● Do this
Copy out each line of the data holding "Options".

● Data entries
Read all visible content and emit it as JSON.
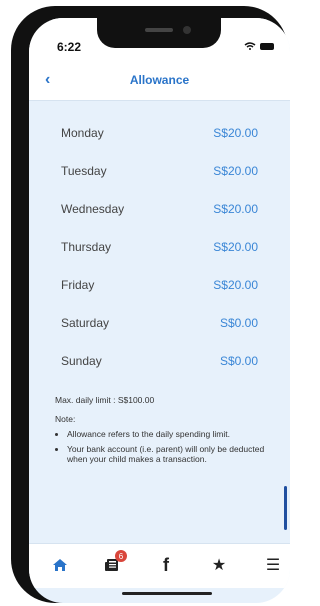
{
  "status": {
    "time": "6:22"
  },
  "header": {
    "back_icon": "chevron-left-icon",
    "title": "Allowance"
  },
  "allowances": [
    {
      "day": "Monday",
      "amount": "S$20.00"
    },
    {
      "day": "Tuesday",
      "amount": "S$20.00"
    },
    {
      "day": "Wednesday",
      "amount": "S$20.00"
    },
    {
      "day": "Thursday",
      "amount": "S$20.00"
    },
    {
      "day": "Friday",
      "amount": "S$20.00"
    },
    {
      "day": "Saturday",
      "amount": "S$0.00"
    },
    {
      "day": "Sunday",
      "amount": "S$0.00"
    }
  ],
  "info": {
    "max_limit": "Max. daily limit : S$100.00",
    "note_label": "Note:",
    "notes": [
      "Allowance refers to the daily spending limit.",
      "Your bank account (i.e. parent) will only be deducted when your child makes a transaction."
    ]
  },
  "tabbar": {
    "items": [
      {
        "icon": "home-icon",
        "active": true
      },
      {
        "icon": "news-icon",
        "badge": "6"
      },
      {
        "icon": "facebook-icon",
        "glyph": "f"
      },
      {
        "icon": "star-icon",
        "glyph": "★"
      },
      {
        "icon": "menu-icon",
        "glyph": "☰"
      }
    ]
  },
  "colors": {
    "accent": "#2a74c9",
    "amount": "#3a86d6",
    "background": "#e7f1fb",
    "badge": "#d9463b"
  }
}
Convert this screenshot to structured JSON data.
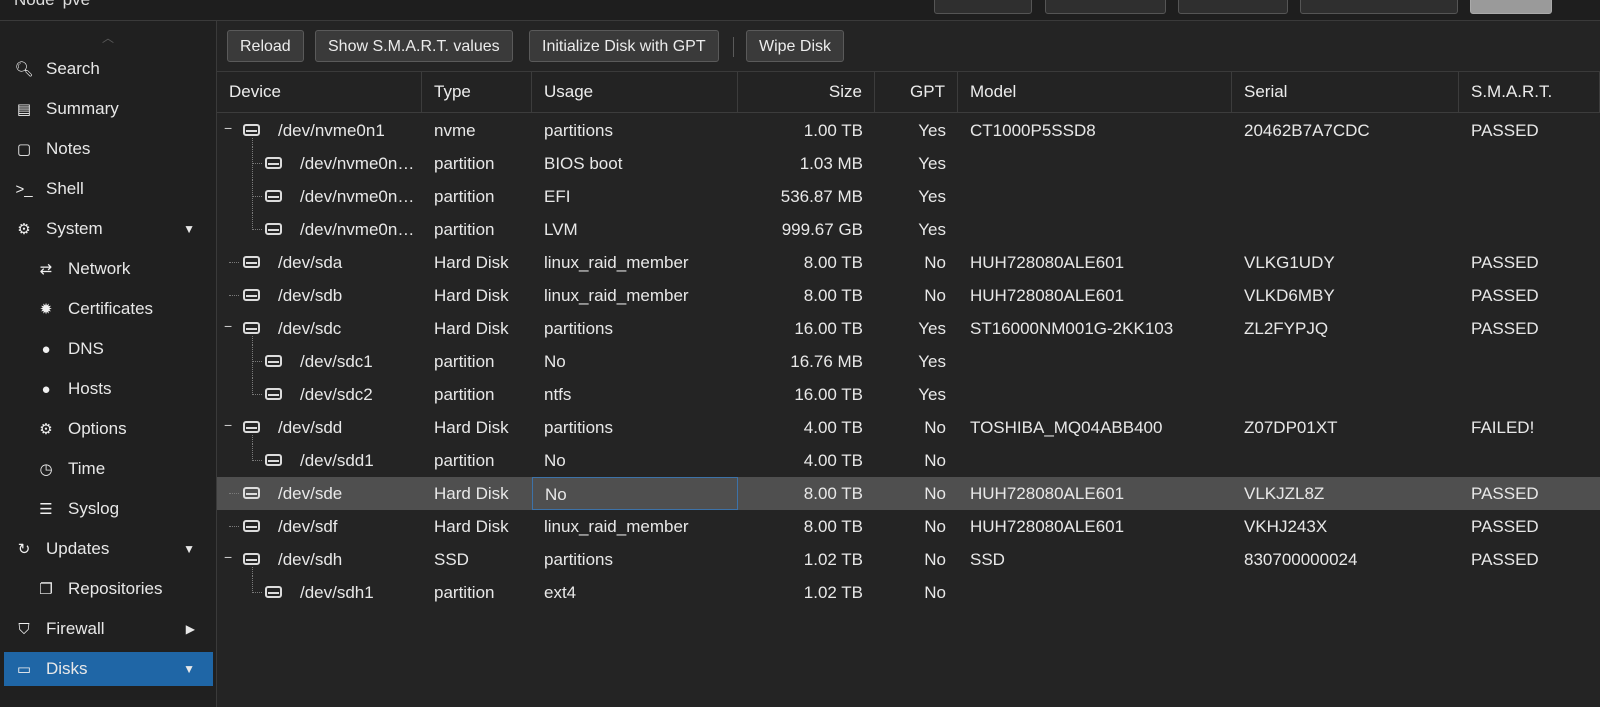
{
  "header": {
    "node_title": "Node 'pve'"
  },
  "sidebar": {
    "items": [
      {
        "label": "Search",
        "icon": "search-icon",
        "glyph": "🔍︎",
        "sub": false,
        "caret": "",
        "active": false
      },
      {
        "label": "Summary",
        "icon": "book-icon",
        "glyph": "▤",
        "sub": false,
        "caret": "",
        "active": false
      },
      {
        "label": "Notes",
        "icon": "sticky-note-icon",
        "glyph": "▢",
        "sub": false,
        "caret": "",
        "active": false
      },
      {
        "label": "Shell",
        "icon": "terminal-icon",
        "glyph": ">_",
        "sub": false,
        "caret": "",
        "active": false
      },
      {
        "label": "System",
        "icon": "cogs-icon",
        "glyph": "⚙",
        "sub": false,
        "caret": "▼",
        "active": false
      },
      {
        "label": "Network",
        "icon": "exchange-icon",
        "glyph": "⇄",
        "sub": true,
        "caret": "",
        "active": false
      },
      {
        "label": "Certificates",
        "icon": "certificate-icon",
        "glyph": "✹",
        "sub": true,
        "caret": "",
        "active": false
      },
      {
        "label": "DNS",
        "icon": "globe-icon",
        "glyph": "●",
        "sub": true,
        "caret": "",
        "active": false
      },
      {
        "label": "Hosts",
        "icon": "globe-icon",
        "glyph": "●",
        "sub": true,
        "caret": "",
        "active": false
      },
      {
        "label": "Options",
        "icon": "gear-icon",
        "glyph": "⚙",
        "sub": true,
        "caret": "",
        "active": false
      },
      {
        "label": "Time",
        "icon": "clock-icon",
        "glyph": "◷",
        "sub": true,
        "caret": "",
        "active": false
      },
      {
        "label": "Syslog",
        "icon": "list-icon",
        "glyph": "☰",
        "sub": true,
        "caret": "",
        "active": false
      },
      {
        "label": "Updates",
        "icon": "refresh-icon",
        "glyph": "↻",
        "sub": false,
        "caret": "▼",
        "active": false
      },
      {
        "label": "Repositories",
        "icon": "files-icon",
        "glyph": "❐",
        "sub": true,
        "caret": "",
        "active": false
      },
      {
        "label": "Firewall",
        "icon": "shield-icon",
        "glyph": "⛉",
        "sub": false,
        "caret": "▶",
        "active": false
      },
      {
        "label": "Disks",
        "icon": "hdd-icon",
        "glyph": "▭",
        "sub": false,
        "caret": "▼",
        "active": true
      }
    ]
  },
  "toolbar": {
    "reload": "Reload",
    "smart": "Show S.M.A.R.T. values",
    "init_gpt": "Initialize Disk with GPT",
    "wipe": "Wipe Disk"
  },
  "grid": {
    "columns": [
      "Device",
      "Type",
      "Usage",
      "Size",
      "GPT",
      "Model",
      "Serial",
      "S.M.A.R.T."
    ],
    "rows": [
      {
        "device": "/dev/nvme0n1",
        "type": "nvme",
        "usage": "partitions",
        "size": "1.00 TB",
        "gpt": "Yes",
        "model": "CT1000P5SSD8",
        "serial": "20462B7A7CDC",
        "smart": "PASSED",
        "level": 0,
        "parent": true,
        "last": false,
        "selected": false
      },
      {
        "device": "/dev/nvme0n…",
        "type": "partition",
        "usage": "BIOS boot",
        "size": "1.03 MB",
        "gpt": "Yes",
        "model": "",
        "serial": "",
        "smart": "",
        "level": 1,
        "parent": false,
        "last": false,
        "selected": false
      },
      {
        "device": "/dev/nvme0n…",
        "type": "partition",
        "usage": "EFI",
        "size": "536.87 MB",
        "gpt": "Yes",
        "model": "",
        "serial": "",
        "smart": "",
        "level": 1,
        "parent": false,
        "last": false,
        "selected": false
      },
      {
        "device": "/dev/nvme0n…",
        "type": "partition",
        "usage": "LVM",
        "size": "999.67 GB",
        "gpt": "Yes",
        "model": "",
        "serial": "",
        "smart": "",
        "level": 1,
        "parent": false,
        "last": true,
        "selected": false
      },
      {
        "device": "/dev/sda",
        "type": "Hard Disk",
        "usage": "linux_raid_member",
        "size": "8.00 TB",
        "gpt": "No",
        "model": "HUH728080ALE601",
        "serial": "VLKG1UDY",
        "smart": "PASSED",
        "level": 0,
        "parent": false,
        "last": false,
        "selected": false
      },
      {
        "device": "/dev/sdb",
        "type": "Hard Disk",
        "usage": "linux_raid_member",
        "size": "8.00 TB",
        "gpt": "No",
        "model": "HUH728080ALE601",
        "serial": "VLKD6MBY",
        "smart": "PASSED",
        "level": 0,
        "parent": false,
        "last": false,
        "selected": false
      },
      {
        "device": "/dev/sdc",
        "type": "Hard Disk",
        "usage": "partitions",
        "size": "16.00 TB",
        "gpt": "Yes",
        "model": "ST16000NM001G-2KK103",
        "serial": "ZL2FYPJQ",
        "smart": "PASSED",
        "level": 0,
        "parent": true,
        "last": false,
        "selected": false
      },
      {
        "device": "/dev/sdc1",
        "type": "partition",
        "usage": "No",
        "size": "16.76 MB",
        "gpt": "Yes",
        "model": "",
        "serial": "",
        "smart": "",
        "level": 1,
        "parent": false,
        "last": false,
        "selected": false
      },
      {
        "device": "/dev/sdc2",
        "type": "partition",
        "usage": "ntfs",
        "size": "16.00 TB",
        "gpt": "Yes",
        "model": "",
        "serial": "",
        "smart": "",
        "level": 1,
        "parent": false,
        "last": true,
        "selected": false
      },
      {
        "device": "/dev/sdd",
        "type": "Hard Disk",
        "usage": "partitions",
        "size": "4.00 TB",
        "gpt": "No",
        "model": "TOSHIBA_MQ04ABB400",
        "serial": "Z07DP01XT",
        "smart": "FAILED!",
        "level": 0,
        "parent": true,
        "last": false,
        "selected": false
      },
      {
        "device": "/dev/sdd1",
        "type": "partition",
        "usage": "No",
        "size": "4.00 TB",
        "gpt": "No",
        "model": "",
        "serial": "",
        "smart": "",
        "level": 1,
        "parent": false,
        "last": true,
        "selected": false
      },
      {
        "device": "/dev/sde",
        "type": "Hard Disk",
        "usage": "No",
        "size": "8.00 TB",
        "gpt": "No",
        "model": "HUH728080ALE601",
        "serial": "VLKJZL8Z",
        "smart": "PASSED",
        "level": 0,
        "parent": false,
        "last": false,
        "selected": true
      },
      {
        "device": "/dev/sdf",
        "type": "Hard Disk",
        "usage": "linux_raid_member",
        "size": "8.00 TB",
        "gpt": "No",
        "model": "HUH728080ALE601",
        "serial": "VKHJ243X",
        "smart": "PASSED",
        "level": 0,
        "parent": false,
        "last": false,
        "selected": false
      },
      {
        "device": "/dev/sdh",
        "type": "SSD",
        "usage": "partitions",
        "size": "1.02 TB",
        "gpt": "No",
        "model": "SSD",
        "serial": "830700000024",
        "smart": "PASSED",
        "level": 0,
        "parent": true,
        "last": false,
        "selected": false
      },
      {
        "device": "/dev/sdh1",
        "type": "partition",
        "usage": "ext4",
        "size": "1.02 TB",
        "gpt": "No",
        "model": "",
        "serial": "",
        "smart": "",
        "level": 1,
        "parent": false,
        "last": true,
        "selected": false
      }
    ]
  },
  "colors": {
    "accent": "#1f66a6",
    "selected_row": "#4f4f4f",
    "background": "#242424"
  }
}
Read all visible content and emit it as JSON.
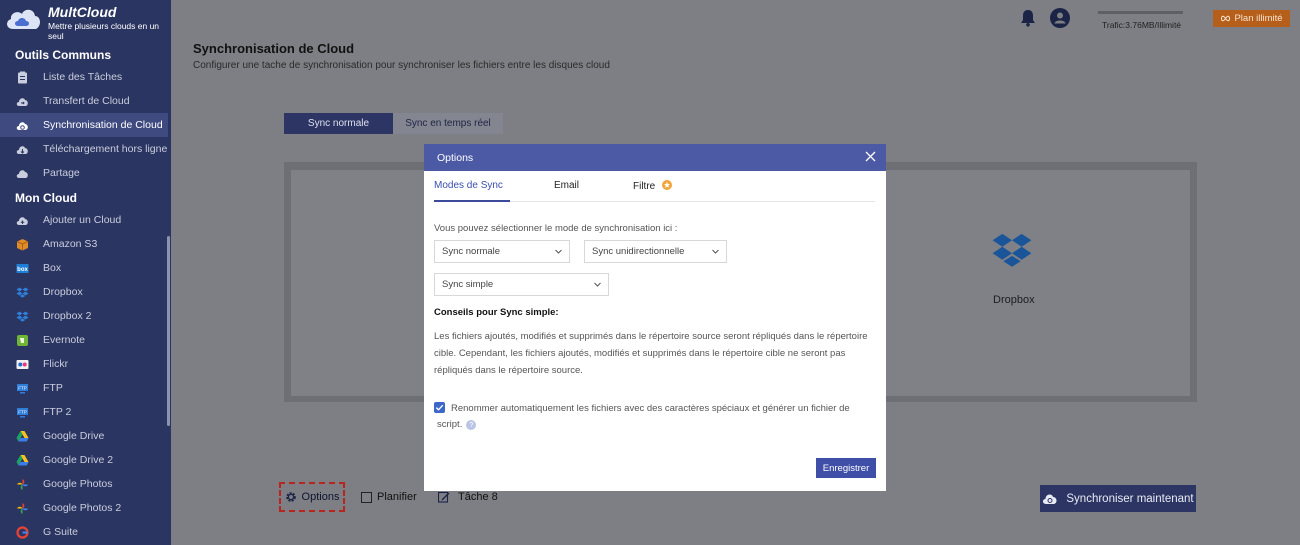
{
  "app": {
    "name": "MultCloud",
    "tagline": "Mettre plusieurs clouds en un seul"
  },
  "sidebar": {
    "section1": "Outils Communs",
    "tools": [
      {
        "label": "Liste des Tâches",
        "icon": "clipboard-icon"
      },
      {
        "label": "Transfert de Cloud",
        "icon": "cloud-transfer-icon"
      },
      {
        "label": "Synchronisation de Cloud",
        "icon": "cloud-sync-icon"
      },
      {
        "label": "Téléchargement hors ligne",
        "icon": "cloud-download-icon"
      },
      {
        "label": "Partage",
        "icon": "share-icon"
      }
    ],
    "section2": "Mon Cloud",
    "clouds": [
      {
        "label": "Ajouter un Cloud",
        "icon": "add-cloud-icon"
      },
      {
        "label": "Amazon S3",
        "icon": "amazon-s3-icon"
      },
      {
        "label": "Box",
        "icon": "box-icon"
      },
      {
        "label": "Dropbox",
        "icon": "dropbox-icon"
      },
      {
        "label": "Dropbox 2",
        "icon": "dropbox-icon"
      },
      {
        "label": "Evernote",
        "icon": "evernote-icon"
      },
      {
        "label": "Flickr",
        "icon": "flickr-icon"
      },
      {
        "label": "FTP",
        "icon": "ftp-icon"
      },
      {
        "label": "FTP 2",
        "icon": "ftp-icon"
      },
      {
        "label": "Google Drive",
        "icon": "google-drive-icon"
      },
      {
        "label": "Google Drive 2",
        "icon": "google-drive-icon"
      },
      {
        "label": "Google Photos",
        "icon": "google-photos-icon"
      },
      {
        "label": "Google Photos 2",
        "icon": "google-photos-icon"
      },
      {
        "label": "G Suite",
        "icon": "g-suite-icon"
      }
    ]
  },
  "header": {
    "traffic": "Trafic:3.76MB/Illimité",
    "plan": "Plan illimité"
  },
  "main": {
    "title": "Synchronisation de Cloud",
    "subtitle": "Configurer une tache de synchronisation pour synchroniser les fichiers entre les disques cloud",
    "tab_normal": "Sync normale",
    "tab_realtime": "Sync en temps réel",
    "target_label": "Dropbox",
    "options": "Options",
    "schedule": "Planifier",
    "task": "Tâche 8",
    "sync_now": "Synchroniser maintenant"
  },
  "modal": {
    "title": "Options",
    "tabs": [
      "Modes de Sync",
      "Email",
      "Filtre"
    ],
    "intro": "Vous pouvez sélectionner le mode de synchronisation ici :",
    "select1": "Sync normale",
    "select2": "Sync unidirectionnelle",
    "select3": "Sync simple",
    "tips_title": "Conseils pour Sync simple:",
    "tips_text": "Les fichiers ajoutés, modifiés et supprimés dans le répertoire source seront répliqués dans le répertoire cible. Cependant, les fichiers ajoutés, modifiés et supprimés dans le répertoire cible ne seront pas répliqués dans le répertoire source.",
    "rename_text": "Renommer automatiquement les fichiers avec des caractères spéciaux et générer un fichier de script.",
    "save": "Enregistrer"
  },
  "colors": {
    "sidebar": "#2b3561",
    "modal_header": "#4c5aa6",
    "accent": "#3f4ea6",
    "plan": "#b55f1a"
  }
}
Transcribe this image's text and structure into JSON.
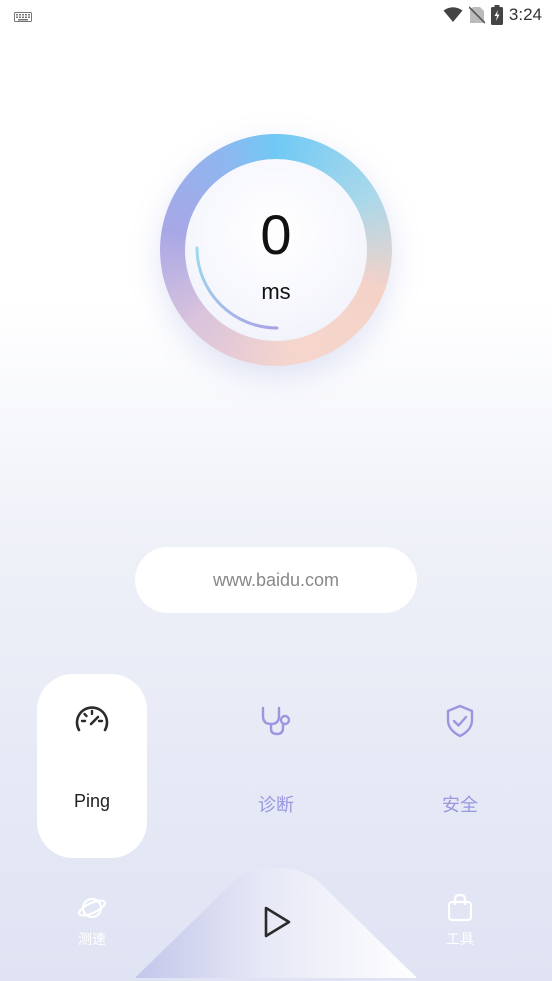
{
  "status_bar": {
    "time": "3:24",
    "icons": [
      "keyboard-icon",
      "wifi-icon",
      "no-sim-icon",
      "battery-charging-icon"
    ]
  },
  "gauge": {
    "value": "0",
    "unit": "ms"
  },
  "url_field": {
    "value": "www.baidu.com"
  },
  "modes": [
    {
      "label": "Ping",
      "icon": "speedometer-icon",
      "active": true
    },
    {
      "label": "诊断",
      "icon": "stethoscope-icon",
      "active": false
    },
    {
      "label": "安全",
      "icon": "shield-check-icon",
      "active": false
    }
  ],
  "bottom_nav": {
    "speed_test": {
      "label": "测速",
      "icon": "planet-icon"
    },
    "start": {
      "icon": "play-icon"
    },
    "tools": {
      "label": "工具",
      "icon": "bag-icon"
    }
  },
  "colors": {
    "accent": "#9a96e0",
    "background_bottom": "#dfe3f3"
  }
}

● Task solution
        "label": "Options",
    "options": "Options",
    "title": "Options",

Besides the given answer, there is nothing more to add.